• [Page excerpt]
——————

Advertise On EU-Digest

Annual Advertising Rates

12/23/12

Energy: Caspian Basin: "As Energy Prices Head North, Democratization Goes South " - by Steve LeVine

Quiz: Over the next three months, three former Soviet republics will hold elections – Kazakhstan, Turkmenistan and Russia. Whose official outcome will most closely resemble the truth?

If you replied Russia's upcoming presidential election, you are correct, which, given the apparent scale of fraud in its December 4 Duma vote, says much about politics on the Caspian Sea oil patch: While Vladimir Putin reluctantly permitted a large election protest in Moscow – and may face more in the coming weeks – the popular will is likely to play almost no role in the voting along Russia’s southern rim. Instead, the rulers of these self-styled sultanates, courted by the West since the 1990s for their hydrocarbons and geostrategic location, will declare outsized victories for their chosen candidates, unruffled by the turbulence that has terrified petrocrats elsewhere.  

The rulers of this stretch of land seem to think they will simply hang on. One is led to conclude that they may be right, given the region’s history. Yet, their gamble is considerable – that the influences of the outside world, held at bay for so many centuries, will remain far, far away. 

Two decades after the Soviet breakup, the Caspian is reaping the profits of more than 1.5 million barrels a day of oil exports. It is one of China’s choice suppliers of natural gas. And it is an increasingly crucial military staging ground for the United States, which originally embraced the republics in order to direct their oil and gas through new pipelines to the West, and now to facilitate the shipment of war supplies to Afghanistan. 
Judging by the rulers’ behavior, this trifecta of factors has helped to make them feel insulated from the political and economic trends pushing and pulling the rest of the world. While the Arab Spring has persuaded even Saudi Arabia to shower $130 billion in added payouts on its population as insurance against unrest, the rulers of Kazakhstan and Turkmenistan, along with Azerbaijan and Uzbekistan, have more or less gone about their usual business.

——————

• [Data records]
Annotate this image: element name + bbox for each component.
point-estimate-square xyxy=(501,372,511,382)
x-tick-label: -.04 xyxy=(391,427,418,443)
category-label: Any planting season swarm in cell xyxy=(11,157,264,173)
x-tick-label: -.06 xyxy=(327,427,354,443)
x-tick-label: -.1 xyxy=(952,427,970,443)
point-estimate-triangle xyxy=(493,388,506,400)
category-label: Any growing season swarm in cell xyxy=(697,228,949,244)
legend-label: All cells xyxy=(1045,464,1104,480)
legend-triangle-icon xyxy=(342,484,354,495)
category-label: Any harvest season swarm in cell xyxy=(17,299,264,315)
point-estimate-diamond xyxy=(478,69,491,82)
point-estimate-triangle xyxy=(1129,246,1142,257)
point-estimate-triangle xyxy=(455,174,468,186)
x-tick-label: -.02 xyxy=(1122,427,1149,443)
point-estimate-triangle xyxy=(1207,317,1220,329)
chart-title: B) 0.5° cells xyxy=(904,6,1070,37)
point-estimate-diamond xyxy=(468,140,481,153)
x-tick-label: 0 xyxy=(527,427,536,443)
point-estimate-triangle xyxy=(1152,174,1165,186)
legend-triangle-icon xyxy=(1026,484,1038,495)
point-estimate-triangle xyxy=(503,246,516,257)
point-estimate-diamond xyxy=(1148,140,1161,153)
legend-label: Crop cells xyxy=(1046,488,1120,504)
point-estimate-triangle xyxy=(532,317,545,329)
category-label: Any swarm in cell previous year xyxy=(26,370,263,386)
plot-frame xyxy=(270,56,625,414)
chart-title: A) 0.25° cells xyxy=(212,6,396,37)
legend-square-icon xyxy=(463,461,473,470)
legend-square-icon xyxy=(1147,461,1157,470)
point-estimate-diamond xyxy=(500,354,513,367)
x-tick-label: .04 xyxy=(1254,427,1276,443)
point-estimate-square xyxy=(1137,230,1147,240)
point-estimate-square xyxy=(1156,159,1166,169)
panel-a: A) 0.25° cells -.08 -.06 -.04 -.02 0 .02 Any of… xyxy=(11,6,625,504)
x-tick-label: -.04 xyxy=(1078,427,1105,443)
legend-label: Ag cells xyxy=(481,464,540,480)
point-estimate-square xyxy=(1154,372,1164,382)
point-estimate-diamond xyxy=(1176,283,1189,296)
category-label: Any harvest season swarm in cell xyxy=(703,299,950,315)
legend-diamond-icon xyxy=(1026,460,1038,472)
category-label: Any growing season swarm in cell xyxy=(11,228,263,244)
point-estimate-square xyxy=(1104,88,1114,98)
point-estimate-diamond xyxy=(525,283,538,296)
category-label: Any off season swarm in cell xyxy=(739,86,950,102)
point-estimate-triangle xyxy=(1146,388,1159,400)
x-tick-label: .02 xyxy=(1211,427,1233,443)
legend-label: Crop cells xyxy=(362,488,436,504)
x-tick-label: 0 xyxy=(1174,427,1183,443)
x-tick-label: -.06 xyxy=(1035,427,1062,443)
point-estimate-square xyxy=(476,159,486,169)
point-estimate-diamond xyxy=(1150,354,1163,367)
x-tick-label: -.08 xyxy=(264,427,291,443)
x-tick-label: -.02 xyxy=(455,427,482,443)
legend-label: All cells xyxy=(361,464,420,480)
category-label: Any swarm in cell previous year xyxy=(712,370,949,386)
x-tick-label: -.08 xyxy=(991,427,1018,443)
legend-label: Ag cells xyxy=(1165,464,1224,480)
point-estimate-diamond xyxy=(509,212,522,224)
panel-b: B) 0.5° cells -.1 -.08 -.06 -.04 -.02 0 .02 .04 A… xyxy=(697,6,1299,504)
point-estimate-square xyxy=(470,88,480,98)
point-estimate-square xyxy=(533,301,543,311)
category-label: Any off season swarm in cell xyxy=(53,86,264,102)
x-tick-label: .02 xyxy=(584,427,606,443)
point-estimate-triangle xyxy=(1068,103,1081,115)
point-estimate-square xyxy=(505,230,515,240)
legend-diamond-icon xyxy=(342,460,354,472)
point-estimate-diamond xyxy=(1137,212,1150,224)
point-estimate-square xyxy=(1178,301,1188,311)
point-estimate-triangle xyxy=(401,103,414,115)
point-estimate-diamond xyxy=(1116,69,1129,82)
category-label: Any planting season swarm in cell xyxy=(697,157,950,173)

——————

• [Action item A] Reproduce word for word the passage of the Caspian energy article starting with "Quiz: Over the" and going on through "terrified petrocrats elsewhere.".
• [Action item B] Decide whether each statement agrees with the Caspian energy article, answering yes or no and quoting the deciding words: (i) The Caspian exports more than 1.5 million barrels of oil a day. (ii) Kazakhstan's election is the one whose official outcome will most closely resemble the truth. (iii) The United States originally embraced the republics to move war supplies to Afghanistan.

• [Answer box A]
Quiz: Over the next three months, three former Soviet republics will hold elections – Kazakhstan, Turkmenistan and Russia. Whose official outcome will most closely resemble the truth?

If you replied Russia's upcoming presidential election, you are correct, which, given the apparent scale of fraud in its December 4 Duma vote, says much about politics on the Caspian Sea oil patch: While Vladimir Putin reluctantly permitted a large election protest in Moscow – and may face more in the coming weeks – the popular will is likely to play almost no role in the voting along Russia’s southern rim. Instead, the rulers of these self-styled sultanates, courted by the West since the 1990s for their hydrocarbons and geostrategic location, will declare outsized victories for their chosen candidates, unruffled by the turbulence that has terrified petrocrats elsewhere.

• [Answer box B]
(i) Yes: "the Caspian is reaping the profits of more than 1.5 million barrels a day of oil exports"
(ii) No: "If you replied Russia's upcoming presidential election, you are correct"
(iii) No: "originally embraced the republics in order to direct their oil and gas through new pipelines to the West"